Document extract -
------------------------------------------------------------------------
Fall 2016: ECE 203 — Signals, Information, and Computation

Professor Rebecca Willett

3537 Engineering Hall

ECE 203 is a stimulating introduction to signal and information processing that features real- world signals and applications, mathematical modeling, and computational methods.

Overview: Students will be exposed to exciting real-world applications in signal analysis and information processing, learn to translate physical problems in to mathematical models, and develop basic computation skills for problem solving. The course tackles this aim by studying signals and information in engineering and science applications such as communications systems, speech signal analysis, data compression, spectrum analysis, and magnetic resonance brain imaging.

Lectures: Mondays and Wednesdays, 11:00-11:50am, 1610 Engineering Hall

Laboratories: Mondays, 3:30-4:20pm, 4th floor Wendt Library

Office Hours: Mondays 4:20-5pm, 4th floor Wendt Library; Wednesdays 1:30-2:30pm, 1153/1154 Wisconsin Institutes for Discovery

Teaching Assistant: Emad Sadeghi (ssadeghi@wisc.edu)
------------------------------------------------------------------------
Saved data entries
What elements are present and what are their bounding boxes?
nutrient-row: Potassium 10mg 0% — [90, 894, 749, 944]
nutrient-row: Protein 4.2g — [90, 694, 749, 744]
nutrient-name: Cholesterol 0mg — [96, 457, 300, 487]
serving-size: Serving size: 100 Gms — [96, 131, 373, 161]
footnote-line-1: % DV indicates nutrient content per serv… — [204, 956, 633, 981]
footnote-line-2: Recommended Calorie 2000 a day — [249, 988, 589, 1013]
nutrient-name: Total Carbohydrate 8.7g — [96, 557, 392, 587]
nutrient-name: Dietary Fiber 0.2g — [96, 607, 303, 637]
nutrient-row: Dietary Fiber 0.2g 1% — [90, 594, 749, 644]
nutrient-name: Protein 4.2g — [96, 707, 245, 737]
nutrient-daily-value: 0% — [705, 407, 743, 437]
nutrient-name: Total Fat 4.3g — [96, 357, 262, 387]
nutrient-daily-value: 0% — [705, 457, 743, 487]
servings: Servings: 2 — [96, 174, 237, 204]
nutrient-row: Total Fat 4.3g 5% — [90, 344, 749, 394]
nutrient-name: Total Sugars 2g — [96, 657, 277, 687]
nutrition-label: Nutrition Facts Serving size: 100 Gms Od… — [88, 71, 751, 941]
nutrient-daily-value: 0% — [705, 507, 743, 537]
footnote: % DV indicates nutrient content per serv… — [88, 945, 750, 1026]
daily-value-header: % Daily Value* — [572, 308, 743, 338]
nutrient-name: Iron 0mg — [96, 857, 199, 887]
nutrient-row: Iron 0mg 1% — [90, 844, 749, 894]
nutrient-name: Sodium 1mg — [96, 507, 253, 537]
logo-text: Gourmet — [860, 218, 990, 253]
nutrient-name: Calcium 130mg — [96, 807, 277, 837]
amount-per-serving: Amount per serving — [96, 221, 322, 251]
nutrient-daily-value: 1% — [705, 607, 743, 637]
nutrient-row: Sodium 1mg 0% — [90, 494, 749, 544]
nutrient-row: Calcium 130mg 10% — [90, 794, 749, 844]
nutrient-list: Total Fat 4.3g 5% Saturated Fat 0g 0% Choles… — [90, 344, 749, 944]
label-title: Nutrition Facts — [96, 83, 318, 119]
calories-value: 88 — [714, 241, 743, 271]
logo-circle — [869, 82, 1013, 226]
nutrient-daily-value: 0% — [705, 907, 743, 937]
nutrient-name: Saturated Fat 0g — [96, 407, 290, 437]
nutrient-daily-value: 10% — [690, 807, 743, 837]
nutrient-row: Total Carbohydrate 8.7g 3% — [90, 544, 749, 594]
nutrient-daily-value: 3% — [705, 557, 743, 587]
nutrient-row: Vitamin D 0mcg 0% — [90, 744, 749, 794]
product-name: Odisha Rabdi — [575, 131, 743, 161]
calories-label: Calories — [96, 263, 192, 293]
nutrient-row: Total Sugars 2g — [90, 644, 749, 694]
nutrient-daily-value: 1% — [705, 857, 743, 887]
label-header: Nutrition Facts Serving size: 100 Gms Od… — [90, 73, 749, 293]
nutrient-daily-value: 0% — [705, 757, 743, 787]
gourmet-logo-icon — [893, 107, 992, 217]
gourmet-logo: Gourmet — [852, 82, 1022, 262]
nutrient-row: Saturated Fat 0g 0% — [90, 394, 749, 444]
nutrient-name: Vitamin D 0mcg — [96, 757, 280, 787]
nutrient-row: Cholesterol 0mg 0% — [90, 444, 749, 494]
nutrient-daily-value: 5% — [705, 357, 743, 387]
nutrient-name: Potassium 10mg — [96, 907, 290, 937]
------------------------------------------------------------------------
Problem 1 - According to the ECE 203 course page, when and where are the lectures held?
Problem 2 - Resume the ECE 203 course page after its final line.
The lines above play no part in this.

Task result 1 - Mondays and Wednesdays, 11:00-11:50am, in 1610 Engineering Hall.

Task result 2 -
TA Office Hours: Thursdays (2:30-3:30pm) in EH 4610 (except Sept. 22) Fridays (4-5pm) in EH 2321; Friday, Sept. 23 (4-6pm) in EH 2321

Textbook: Signal Processing First by McClellan, Schafer, and Yoder

Lecture notes from document camera in class:

Links of interest: 

  • Imaginary numbers are real: this is a nice sjet of videos giving some additional insight into imaginary numbers.
  • Spectrograms of bird calls.
  • Aliasing demonstrations using water:  and .
  • There’s a lot of fun signal processing in the 1997 film “Contact” starring Jodie Foster and Matthew McConaughey. This clip shows how extra terrestrials are using amplitude modulation:  This clip has a nod to harmonic frequencies and Nyquist sampling: 
  • My second favorite signal-processing themed film is 1974’s “The Conversation”, starring Gene Hackman, Cindy Williams, and Harrison Ford.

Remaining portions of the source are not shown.